-- The problem --
Transcribe all the entries word for word, omitting any pictures they contain.

-- Task material --
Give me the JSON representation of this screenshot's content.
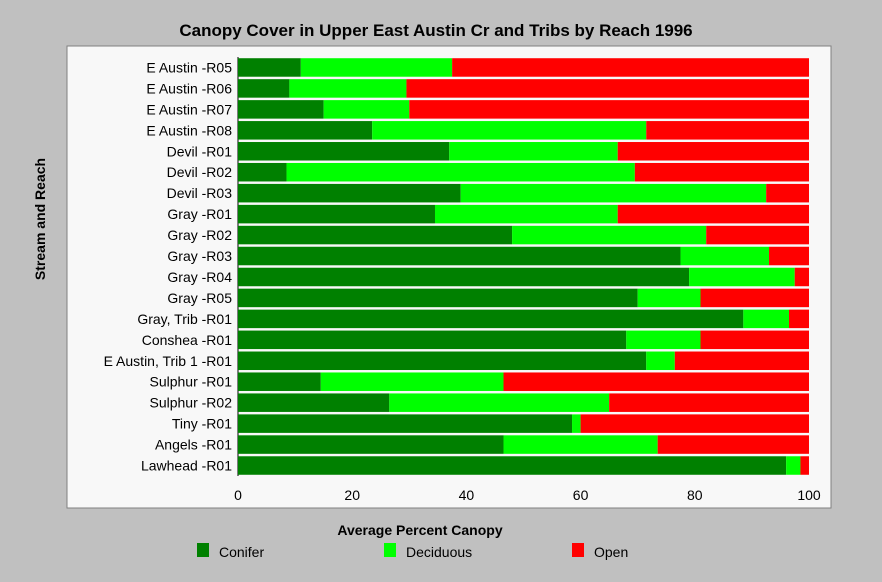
{
  "chart_data": {
    "type": "bar",
    "orientation": "horizontal",
    "stacked": true,
    "title": "Canopy Cover in Upper East Austin Cr and Tribs by Reach 1996",
    "xlabel": "Average Percent Canopy",
    "ylabel": "Stream and Reach",
    "xlim": [
      0,
      100
    ],
    "xticks": [
      "0",
      "20",
      "40",
      "60",
      "80",
      "100"
    ],
    "categories": [
      "E Austin -R05",
      "E Austin -R06",
      "E Austin -R07",
      "E Austin -R08",
      "Devil -R01",
      "Devil -R02",
      "Devil -R03",
      "Gray -R01",
      "Gray -R02",
      "Gray -R03",
      "Gray -R04",
      "Gray -R05",
      "Gray, Trib -R01",
      "Conshea -R01",
      "E Austin, Trib 1 -R01",
      "Sulphur -R01",
      "Sulphur -R02",
      "Tiny -R01",
      "Angels -R01",
      "Lawhead -R01"
    ],
    "series": [
      {
        "name": "Conifer",
        "color": "#008000",
        "values": [
          11,
          9,
          15,
          23.5,
          37,
          8.5,
          39,
          34.5,
          48,
          77.5,
          79,
          70,
          88.5,
          68,
          71.5,
          14.5,
          26.5,
          58.5,
          46.5,
          96
        ]
      },
      {
        "name": "Deciduous",
        "color": "#00ff00",
        "values": [
          26.5,
          20.5,
          15,
          48,
          29.5,
          61,
          53.5,
          32,
          34,
          15.5,
          18.5,
          11,
          8,
          13,
          5,
          32,
          38.5,
          1.5,
          27,
          2.5
        ]
      },
      {
        "name": "Open",
        "color": "#ff0000",
        "values": [
          62.5,
          70.5,
          70,
          28.5,
          33.5,
          30.5,
          7.5,
          33.5,
          18,
          7,
          2.5,
          19,
          3.5,
          19,
          23.5,
          53.5,
          35,
          40,
          26.5,
          1.5
        ]
      }
    ],
    "legend_position": "bottom",
    "grid": false
  }
}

-- Full answer --
Give me the JSON representation of this screenshot's content.
{
  "chart_data": {
    "type": "bar",
    "orientation": "horizontal",
    "stacked": true,
    "title": "Canopy Cover in Upper East Austin Cr and Tribs by Reach 1996",
    "xlabel": "Average Percent Canopy",
    "ylabel": "Stream and Reach",
    "xlim": [
      0,
      100
    ],
    "xticks": [
      "0",
      "20",
      "40",
      "60",
      "80",
      "100"
    ],
    "categories": [
      "E Austin -R05",
      "E Austin -R06",
      "E Austin -R07",
      "E Austin -R08",
      "Devil -R01",
      "Devil -R02",
      "Devil -R03",
      "Gray -R01",
      "Gray -R02",
      "Gray -R03",
      "Gray -R04",
      "Gray -R05",
      "Gray, Trib -R01",
      "Conshea -R01",
      "E Austin, Trib 1 -R01",
      "Sulphur -R01",
      "Sulphur -R02",
      "Tiny -R01",
      "Angels -R01",
      "Lawhead -R01"
    ],
    "series": [
      {
        "name": "Conifer",
        "color": "#008000",
        "values": [
          11,
          9,
          15,
          23.5,
          37,
          8.5,
          39,
          34.5,
          48,
          77.5,
          79,
          70,
          88.5,
          68,
          71.5,
          14.5,
          26.5,
          58.5,
          46.5,
          96
        ]
      },
      {
        "name": "Deciduous",
        "color": "#00ff00",
        "values": [
          26.5,
          20.5,
          15,
          48,
          29.5,
          61,
          53.5,
          32,
          34,
          15.5,
          18.5,
          11,
          8,
          13,
          5,
          32,
          38.5,
          1.5,
          27,
          2.5
        ]
      },
      {
        "name": "Open",
        "color": "#ff0000",
        "values": [
          62.5,
          70.5,
          70,
          28.5,
          33.5,
          30.5,
          7.5,
          33.5,
          18,
          7,
          2.5,
          19,
          3.5,
          19,
          23.5,
          53.5,
          35,
          40,
          26.5,
          1.5
        ]
      }
    ],
    "legend_position": "bottom",
    "grid": false
  }
}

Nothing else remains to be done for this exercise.